**What is needed:** Count the lines below that contain the word "Usuarios", and reply with that number alone.

**Collected data entries:**
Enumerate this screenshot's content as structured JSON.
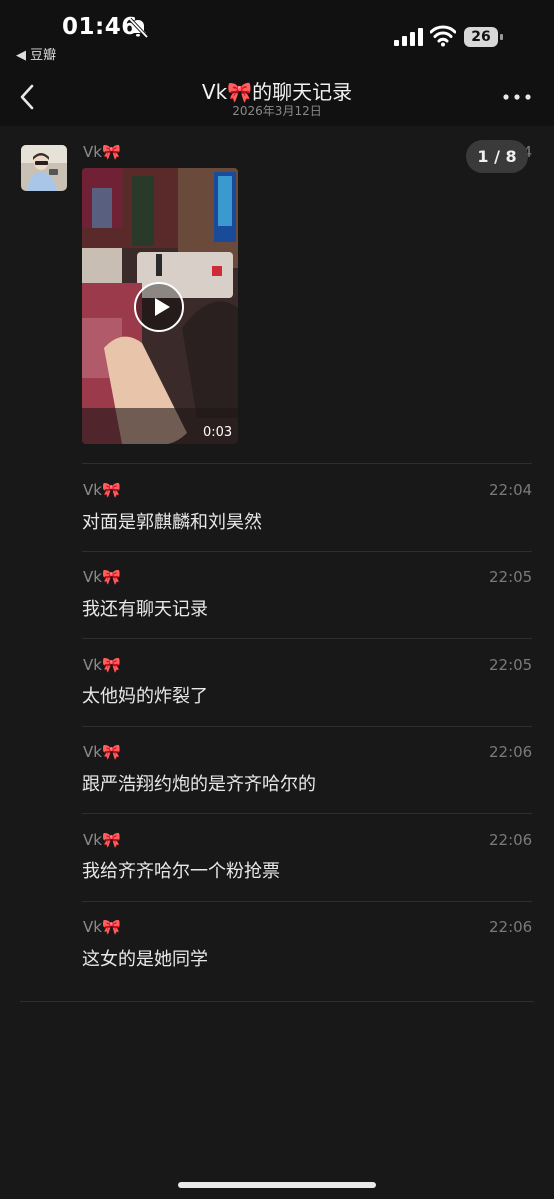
{
  "status_bar": {
    "time": "01:46",
    "back_app": "◀ 豆瓣",
    "battery": "26"
  },
  "nav": {
    "title": "Vk🎀的聊天记录",
    "subtitle": "2026年3月12日"
  },
  "video_message": {
    "sender": "Vk🎀",
    "time": "22:04",
    "counter": "1 / 8",
    "duration": "0:03"
  },
  "messages": [
    {
      "sender": "Vk🎀",
      "time": "22:04",
      "text": "对面是郭麒麟和刘昊然"
    },
    {
      "sender": "Vk🎀",
      "time": "22:05",
      "text": "我还有聊天记录"
    },
    {
      "sender": "Vk🎀",
      "time": "22:05",
      "text": "太他妈的炸裂了"
    },
    {
      "sender": "Vk🎀",
      "time": "22:06",
      "text": "跟严浩翔约炮的是齐齐哈尔的"
    },
    {
      "sender": "Vk🎀",
      "time": "22:06",
      "text": "我给齐齐哈尔一个粉抢票"
    },
    {
      "sender": "Vk🎀",
      "time": "22:06",
      "text": "这女的是她同学"
    }
  ],
  "icons": {
    "back": "chevron-left-icon",
    "more": "more-dots-icon",
    "play": "play-icon",
    "bell_muted": "bell-slash-icon",
    "signal": "signal-icon",
    "wifi": "wifi-icon"
  },
  "colors": {
    "background": "#181818",
    "bar": "#111111",
    "bow": "#ff7fb3"
  }
}
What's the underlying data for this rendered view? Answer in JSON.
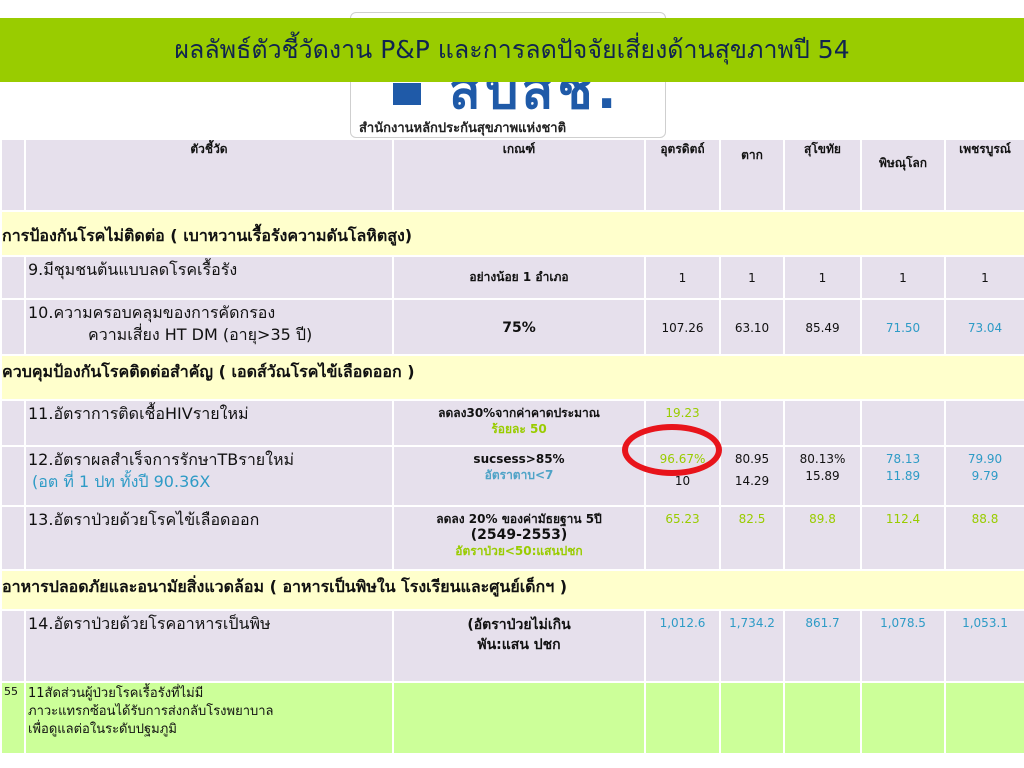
{
  "logo": {
    "mark": "สปสช.",
    "caption": "สำนักงานหลักประกันสุขภาพแห่งชาติ"
  },
  "title": "ผลลัพธ์ตัวชี้วัดงาน P&P และการลดปัจจัยเสี่ยงด้านสุขภาพปี 54",
  "headers": [
    "",
    "ตัวชี้วัด",
    "เกณฑ์",
    "อุตรดิตถ์",
    "ตาก",
    "สุโขทัย",
    "พิษณุโลก",
    "เพชรบูรณ์"
  ],
  "sections": {
    "s1": "การป้องกันโรคไม่ติดต่อ  ( เบาหวานเรื้อรังความดันโลหิตสูง)",
    "s2": "ควบคุมป้องกันโรคติดต่อสำคัญ ( เอดส์วัณโรคไข้เลือดออก )",
    "s3": "อาหารปลอดภัยและอนามัยสิ่งแวดล้อม  (  อาหารเป็นพิษใน โรงเรียนและศูนย์เด็กฯ )"
  },
  "rows": {
    "r9": {
      "indicator": "9.มีชุมชนต้นแบบลดโรคเรื้อรัง",
      "criteria": "อย่างน้อย  1 อำเภอ",
      "values": [
        "1",
        "1",
        "1",
        "1",
        "1"
      ]
    },
    "r10": {
      "indicator_line1": "10.ความครอบคลุมของการคัดกรอง",
      "indicator_line2": "ความเสี่ยง  HT DM (อายุ>35 ปี)",
      "criteria": "75%",
      "values": [
        "107.26",
        "63.10",
        "85.49",
        "71.50",
        "73.04"
      ]
    },
    "r11": {
      "indicator": "11.อัตราการติดเชื้อHIVรายใหม่",
      "criteria_line1": "ลดลง30%จากค่าคาดประมาณ",
      "criteria_line2": "ร้อยละ 50",
      "values": [
        "19.23",
        "",
        "",
        "",
        ""
      ]
    },
    "r12": {
      "indicator_line1": "12.อัตราผลสำเร็จการรักษาTBรายใหม่",
      "indicator_line2": "(อต ที่ 1 ปท ทั้งปี 90.36X",
      "criteria_line1": "sucsess>85%",
      "criteria_line2": "อัตราตาบ<7",
      "values1": [
        "96.67%",
        "80.95",
        "80.13%",
        "78.13",
        "79.90"
      ],
      "values2": [
        "10",
        "14.29",
        "15.89",
        "11.89",
        "9.79"
      ]
    },
    "r13": {
      "indicator": "13.อัตราป่วยด้วยโรคไข้เลือดออก",
      "criteria_line1": "ลดลง 20% ของค่ามัธยฐาน 5ปี",
      "criteria_line2": "(2549-2553)",
      "criteria_line3": "อัตราป่วย<50:แสนปชก",
      "values": [
        "65.23",
        "82.5",
        "89.8",
        "112.4",
        "88.8"
      ]
    },
    "r14": {
      "indicator": "14.อัตราป่วยด้วยโรคอาหารเป็นพิษ",
      "criteria_line1": "(อัตราป่วยไม่เกิน",
      "criteria_line2": "พัน:แสน ปชก",
      "values": [
        "1,012.6",
        "1,734.2",
        "861.7",
        "1,078.5",
        "1,053.1"
      ]
    },
    "r11b": {
      "number": "55",
      "indicator_line1": "11สัดส่วนผู้ป่วยโรคเรื้อรังที่ไม่มี",
      "indicator_line2": "ภาวะแทรกซ้อนได้รับการส่งกลับโรงพยาบาล",
      "indicator_line3": "เพื่อดูแลต่อในระดับปฐมภูมิ"
    }
  },
  "colors": {
    "title_bg": "#99cc00",
    "section_bg": "#ffffcc",
    "row_bg": "#e6e0ec",
    "last_row_bg": "#ccff99",
    "highlight": "#e8141b"
  }
}
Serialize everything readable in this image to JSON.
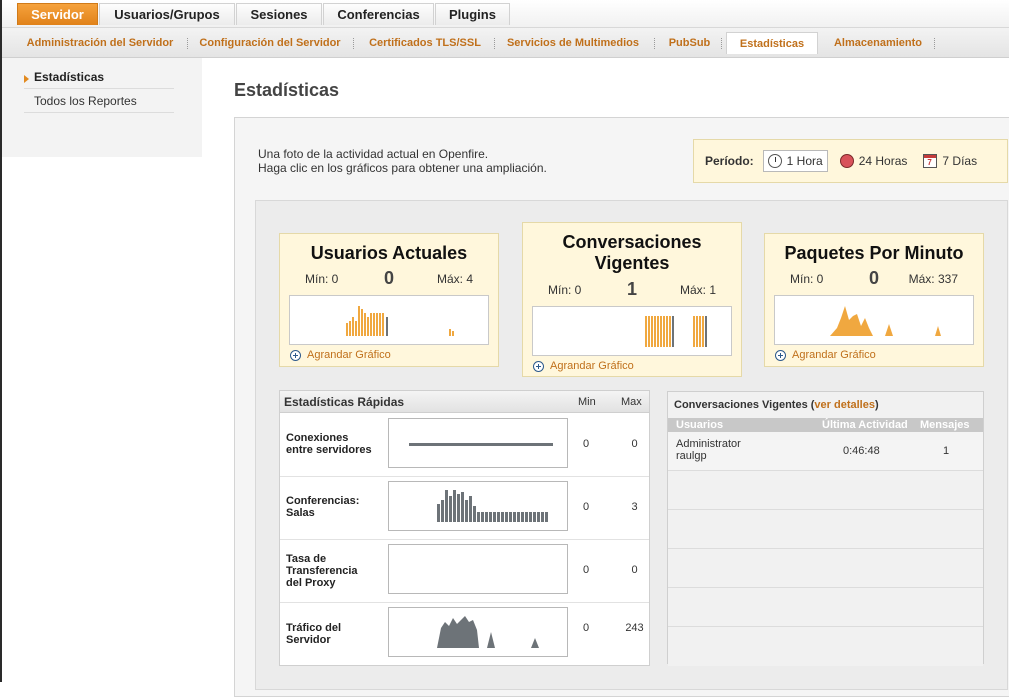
{
  "top_tabs": [
    {
      "label": "Servidor",
      "active": true
    },
    {
      "label": "Usuarios/Grupos",
      "active": false
    },
    {
      "label": "Sesiones",
      "active": false
    },
    {
      "label": "Conferencias",
      "active": false
    },
    {
      "label": "Plugins",
      "active": false
    }
  ],
  "sub_tabs": [
    {
      "label": "Administración del Servidor",
      "active": false
    },
    {
      "label": "Configuración del Servidor",
      "active": false
    },
    {
      "label": "Certificados TLS/SSL",
      "active": false
    },
    {
      "label": "Servicios de Multimedios",
      "active": false
    },
    {
      "label": "PubSub",
      "active": false
    },
    {
      "label": "Estadísticas",
      "active": true
    },
    {
      "label": "Almacenamiento",
      "active": false
    }
  ],
  "sidebar": {
    "items": [
      {
        "label": "Estadísticas",
        "active": true
      },
      {
        "label": "Todos los Reportes",
        "active": false
      }
    ]
  },
  "page": {
    "title": "Estadísticas",
    "intro_line1": "Una foto de la actividad actual en Openfire.",
    "intro_line2": "Haga clic en los gráficos para obtener una ampliación."
  },
  "period": {
    "label": "Período:",
    "options": [
      {
        "label": "1 Hora",
        "icon": "clock-icon",
        "selected": true
      },
      {
        "label": "24 Horas",
        "icon": "clock-24-icon",
        "selected": false
      },
      {
        "label": "7 Días",
        "icon": "calendar-icon",
        "selected": false
      }
    ],
    "calendar_number": "7"
  },
  "stats": [
    {
      "title": "Usuarios Actuales",
      "min": "Mín: 0",
      "current": "0",
      "max": "Máx: 4",
      "enlarge": "Agrandar Gráfico"
    },
    {
      "title": "Conversaciones Vigentes",
      "min": "Mín: 0",
      "current": "1",
      "max": "Máx: 1",
      "enlarge": "Agrandar Gráfico"
    },
    {
      "title": "Paquetes Por Minuto",
      "min": "Mín: 0",
      "current": "0",
      "max": "Máx: 337",
      "enlarge": "Agrandar Gráfico"
    }
  ],
  "quick_stats": {
    "title": "Estadísticas Rápidas",
    "col_min": "Min",
    "col_max": "Max",
    "rows": [
      {
        "label": "Conexiones entre servidores",
        "min": "0",
        "max": "0"
      },
      {
        "label": "Conferencias: Salas",
        "min": "0",
        "max": "3"
      },
      {
        "label": "Tasa de Transferencia del Proxy",
        "min": "0",
        "max": "0"
      },
      {
        "label": "Tráfico del Servidor",
        "min": "0",
        "max": "243"
      }
    ]
  },
  "conversations": {
    "title_prefix": "Conversaciones Vigentes (",
    "link": "ver detalles",
    "title_suffix": ")",
    "columns": [
      "Usuarios",
      "Última Actividad",
      "Mensajes"
    ],
    "rows": [
      {
        "user1": "Administrator",
        "user2": "raulgp",
        "last_activity": "0:46:48",
        "messages": "1"
      }
    ]
  },
  "colors": {
    "accent": "#e1821a",
    "link": "#c0701b",
    "panel_yellow": "#fff7dc",
    "chart_orange": "#f0a840",
    "chart_gray": "#6d7378"
  }
}
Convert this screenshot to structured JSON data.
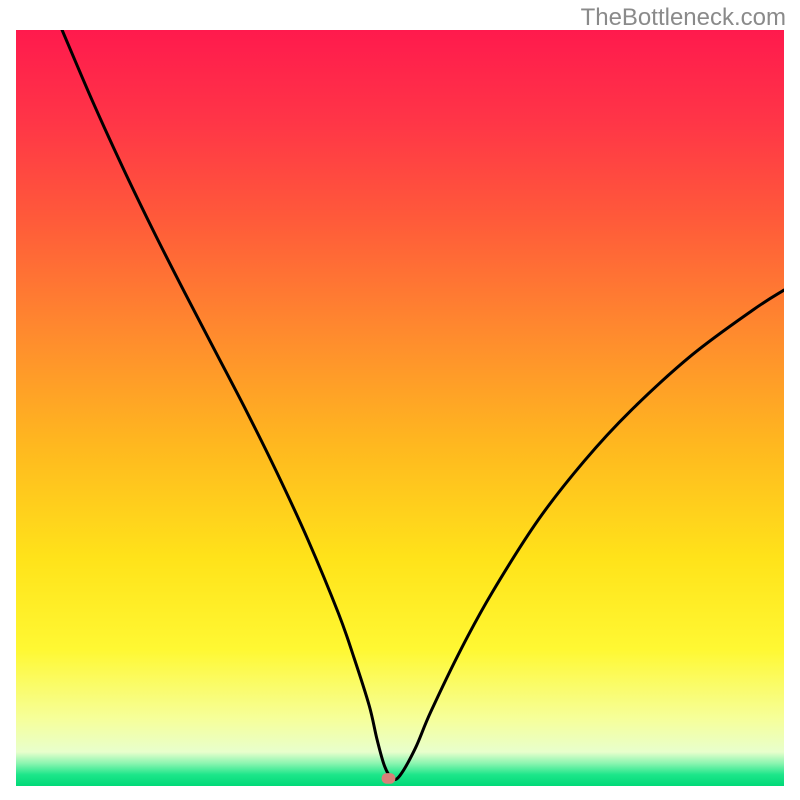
{
  "watermark": "TheBottleneck.com",
  "chart_data": {
    "type": "line",
    "title": "",
    "xlabel": "",
    "ylabel": "",
    "xlim": [
      0,
      100
    ],
    "ylim": [
      0,
      100
    ],
    "grid": false,
    "legend": false,
    "background_gradient_stops": [
      {
        "offset": 0.0,
        "color": "#ff1a4d"
      },
      {
        "offset": 0.12,
        "color": "#ff3547"
      },
      {
        "offset": 0.25,
        "color": "#ff5a3a"
      },
      {
        "offset": 0.4,
        "color": "#ff8a2e"
      },
      {
        "offset": 0.55,
        "color": "#ffb81f"
      },
      {
        "offset": 0.7,
        "color": "#ffe31a"
      },
      {
        "offset": 0.82,
        "color": "#fff833"
      },
      {
        "offset": 0.91,
        "color": "#f6ff99"
      },
      {
        "offset": 0.955,
        "color": "#e8ffcc"
      },
      {
        "offset": 0.97,
        "color": "#8bf5b0"
      },
      {
        "offset": 0.985,
        "color": "#1de68a"
      },
      {
        "offset": 1.0,
        "color": "#00d977"
      }
    ],
    "series": [
      {
        "name": "bottleneck-curve",
        "color": "#000000",
        "x": [
          6,
          10,
          14,
          18,
          22,
          26,
          30,
          34,
          38,
          42,
          44,
          46,
          47,
          48,
          49,
          50,
          52,
          54,
          58,
          62,
          68,
          74,
          80,
          88,
          96,
          100
        ],
        "y": [
          100,
          90.5,
          81.6,
          73.2,
          65.2,
          57.4,
          49.6,
          41.4,
          32.6,
          22.8,
          17.0,
          10.6,
          6.2,
          2.6,
          1.0,
          1.4,
          5.0,
          9.8,
          18.2,
          25.6,
          35.2,
          43.0,
          49.6,
          57.0,
          63.0,
          65.6
        ]
      }
    ],
    "marker": {
      "name": "min-point-marker",
      "x": 48.5,
      "y": 1.0,
      "color": "#d88078",
      "shape": "rounded-rect",
      "width": 1.8,
      "height": 1.4
    }
  }
}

**The output:** 3